## PROBLEM DETAILS
Your job is to return every line of the listing holding the string "text".

## SOURCE INFORMATION
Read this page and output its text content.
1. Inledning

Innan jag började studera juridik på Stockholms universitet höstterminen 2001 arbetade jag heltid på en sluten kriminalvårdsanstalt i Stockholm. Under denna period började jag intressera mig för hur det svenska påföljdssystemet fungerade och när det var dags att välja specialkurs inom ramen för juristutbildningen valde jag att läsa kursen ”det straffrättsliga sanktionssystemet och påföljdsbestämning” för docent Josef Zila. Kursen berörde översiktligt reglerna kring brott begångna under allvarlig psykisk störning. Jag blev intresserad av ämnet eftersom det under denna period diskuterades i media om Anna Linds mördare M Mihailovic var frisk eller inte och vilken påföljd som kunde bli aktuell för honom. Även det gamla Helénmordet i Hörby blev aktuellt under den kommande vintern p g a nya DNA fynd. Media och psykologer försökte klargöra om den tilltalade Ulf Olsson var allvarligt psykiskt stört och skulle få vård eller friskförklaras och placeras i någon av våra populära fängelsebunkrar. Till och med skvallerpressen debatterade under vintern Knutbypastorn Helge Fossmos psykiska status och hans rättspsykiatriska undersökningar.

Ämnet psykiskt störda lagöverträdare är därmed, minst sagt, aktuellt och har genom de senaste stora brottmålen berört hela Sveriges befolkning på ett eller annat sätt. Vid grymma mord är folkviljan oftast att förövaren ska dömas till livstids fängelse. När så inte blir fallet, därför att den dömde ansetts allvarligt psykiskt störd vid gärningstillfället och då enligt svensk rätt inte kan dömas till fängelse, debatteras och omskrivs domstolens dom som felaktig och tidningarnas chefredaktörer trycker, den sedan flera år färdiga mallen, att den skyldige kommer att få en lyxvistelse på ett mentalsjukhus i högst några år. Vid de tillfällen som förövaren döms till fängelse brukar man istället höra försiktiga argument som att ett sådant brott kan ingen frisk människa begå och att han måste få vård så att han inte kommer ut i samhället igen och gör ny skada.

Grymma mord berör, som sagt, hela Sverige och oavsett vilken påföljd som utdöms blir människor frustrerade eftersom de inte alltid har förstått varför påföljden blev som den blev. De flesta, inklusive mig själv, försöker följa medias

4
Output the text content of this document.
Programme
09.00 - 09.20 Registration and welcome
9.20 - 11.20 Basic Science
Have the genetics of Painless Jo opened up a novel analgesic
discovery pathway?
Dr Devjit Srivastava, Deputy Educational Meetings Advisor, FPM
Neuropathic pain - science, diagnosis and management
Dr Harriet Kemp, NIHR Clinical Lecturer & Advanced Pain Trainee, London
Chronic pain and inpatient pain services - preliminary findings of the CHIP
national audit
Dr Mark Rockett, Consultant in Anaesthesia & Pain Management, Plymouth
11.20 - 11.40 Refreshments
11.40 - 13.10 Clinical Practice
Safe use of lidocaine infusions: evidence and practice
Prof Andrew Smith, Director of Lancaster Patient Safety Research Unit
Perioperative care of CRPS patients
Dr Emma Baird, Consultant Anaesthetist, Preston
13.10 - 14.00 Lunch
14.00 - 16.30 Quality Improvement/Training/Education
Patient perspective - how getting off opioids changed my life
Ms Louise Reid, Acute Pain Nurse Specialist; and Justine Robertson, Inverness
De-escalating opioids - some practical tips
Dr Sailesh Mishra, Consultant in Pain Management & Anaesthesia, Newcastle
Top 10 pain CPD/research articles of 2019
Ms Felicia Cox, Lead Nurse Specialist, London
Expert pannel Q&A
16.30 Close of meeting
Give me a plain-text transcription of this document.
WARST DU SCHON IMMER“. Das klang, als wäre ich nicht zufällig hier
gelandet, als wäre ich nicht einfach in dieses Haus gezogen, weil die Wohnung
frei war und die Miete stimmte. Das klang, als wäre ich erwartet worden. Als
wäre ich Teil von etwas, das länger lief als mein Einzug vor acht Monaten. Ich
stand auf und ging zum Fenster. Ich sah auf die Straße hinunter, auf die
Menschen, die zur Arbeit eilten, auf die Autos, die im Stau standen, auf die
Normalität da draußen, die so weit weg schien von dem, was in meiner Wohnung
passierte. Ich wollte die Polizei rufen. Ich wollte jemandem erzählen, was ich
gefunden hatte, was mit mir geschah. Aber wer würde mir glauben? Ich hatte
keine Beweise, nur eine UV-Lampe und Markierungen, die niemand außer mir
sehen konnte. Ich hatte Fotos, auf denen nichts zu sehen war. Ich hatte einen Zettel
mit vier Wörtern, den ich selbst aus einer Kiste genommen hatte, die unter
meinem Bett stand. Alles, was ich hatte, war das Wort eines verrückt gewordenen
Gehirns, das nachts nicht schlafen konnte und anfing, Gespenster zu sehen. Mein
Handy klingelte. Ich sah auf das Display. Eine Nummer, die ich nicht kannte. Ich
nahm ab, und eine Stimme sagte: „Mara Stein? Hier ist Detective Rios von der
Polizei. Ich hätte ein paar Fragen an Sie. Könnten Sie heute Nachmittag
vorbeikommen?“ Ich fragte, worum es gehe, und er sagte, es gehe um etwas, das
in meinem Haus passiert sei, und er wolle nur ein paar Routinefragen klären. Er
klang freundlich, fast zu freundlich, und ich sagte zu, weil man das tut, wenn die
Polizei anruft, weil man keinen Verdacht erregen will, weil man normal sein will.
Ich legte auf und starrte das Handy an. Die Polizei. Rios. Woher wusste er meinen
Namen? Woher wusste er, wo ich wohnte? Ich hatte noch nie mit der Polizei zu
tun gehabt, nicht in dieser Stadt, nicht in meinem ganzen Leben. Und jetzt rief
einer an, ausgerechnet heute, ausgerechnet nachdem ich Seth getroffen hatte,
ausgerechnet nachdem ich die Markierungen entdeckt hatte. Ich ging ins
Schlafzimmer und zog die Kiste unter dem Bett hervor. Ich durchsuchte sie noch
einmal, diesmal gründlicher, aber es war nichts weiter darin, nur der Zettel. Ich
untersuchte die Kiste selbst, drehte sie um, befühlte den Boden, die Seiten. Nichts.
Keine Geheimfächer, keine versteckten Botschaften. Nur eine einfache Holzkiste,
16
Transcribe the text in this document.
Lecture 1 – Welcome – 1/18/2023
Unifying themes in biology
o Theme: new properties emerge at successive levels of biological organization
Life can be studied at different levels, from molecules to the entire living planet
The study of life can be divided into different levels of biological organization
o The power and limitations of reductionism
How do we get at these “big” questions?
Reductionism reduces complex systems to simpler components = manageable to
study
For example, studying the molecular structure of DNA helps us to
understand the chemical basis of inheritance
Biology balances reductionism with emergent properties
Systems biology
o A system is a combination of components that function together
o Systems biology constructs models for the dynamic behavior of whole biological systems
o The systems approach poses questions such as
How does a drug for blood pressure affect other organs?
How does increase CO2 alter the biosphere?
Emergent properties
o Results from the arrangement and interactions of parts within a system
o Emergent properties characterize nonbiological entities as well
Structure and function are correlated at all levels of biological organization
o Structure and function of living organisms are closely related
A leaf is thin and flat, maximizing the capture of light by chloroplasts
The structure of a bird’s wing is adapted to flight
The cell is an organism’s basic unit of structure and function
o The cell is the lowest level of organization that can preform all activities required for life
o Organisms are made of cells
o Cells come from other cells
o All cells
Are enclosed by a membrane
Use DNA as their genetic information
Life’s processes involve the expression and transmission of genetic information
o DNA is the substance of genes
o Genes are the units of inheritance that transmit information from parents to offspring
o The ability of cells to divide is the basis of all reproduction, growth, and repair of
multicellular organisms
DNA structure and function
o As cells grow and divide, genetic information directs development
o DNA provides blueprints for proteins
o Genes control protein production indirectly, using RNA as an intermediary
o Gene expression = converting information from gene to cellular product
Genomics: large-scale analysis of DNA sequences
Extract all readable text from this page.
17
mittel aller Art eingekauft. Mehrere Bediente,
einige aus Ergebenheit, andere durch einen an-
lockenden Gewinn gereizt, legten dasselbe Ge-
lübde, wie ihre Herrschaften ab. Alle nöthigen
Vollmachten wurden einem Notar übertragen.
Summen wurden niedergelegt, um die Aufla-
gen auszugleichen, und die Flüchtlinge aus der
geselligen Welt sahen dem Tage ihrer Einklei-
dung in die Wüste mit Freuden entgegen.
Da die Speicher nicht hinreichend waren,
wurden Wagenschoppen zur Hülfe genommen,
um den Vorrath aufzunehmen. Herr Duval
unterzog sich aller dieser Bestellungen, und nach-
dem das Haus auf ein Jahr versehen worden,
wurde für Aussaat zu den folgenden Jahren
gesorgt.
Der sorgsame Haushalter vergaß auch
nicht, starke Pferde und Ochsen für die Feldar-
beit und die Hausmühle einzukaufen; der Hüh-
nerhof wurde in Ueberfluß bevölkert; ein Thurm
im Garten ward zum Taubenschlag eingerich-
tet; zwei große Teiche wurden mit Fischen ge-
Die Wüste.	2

## RESULT
Read this page and output its text content.
Output the text content of this document.
Give me a plain-text transcription of this document.
Transcribe the text in this document.
Extract all readable text from this page.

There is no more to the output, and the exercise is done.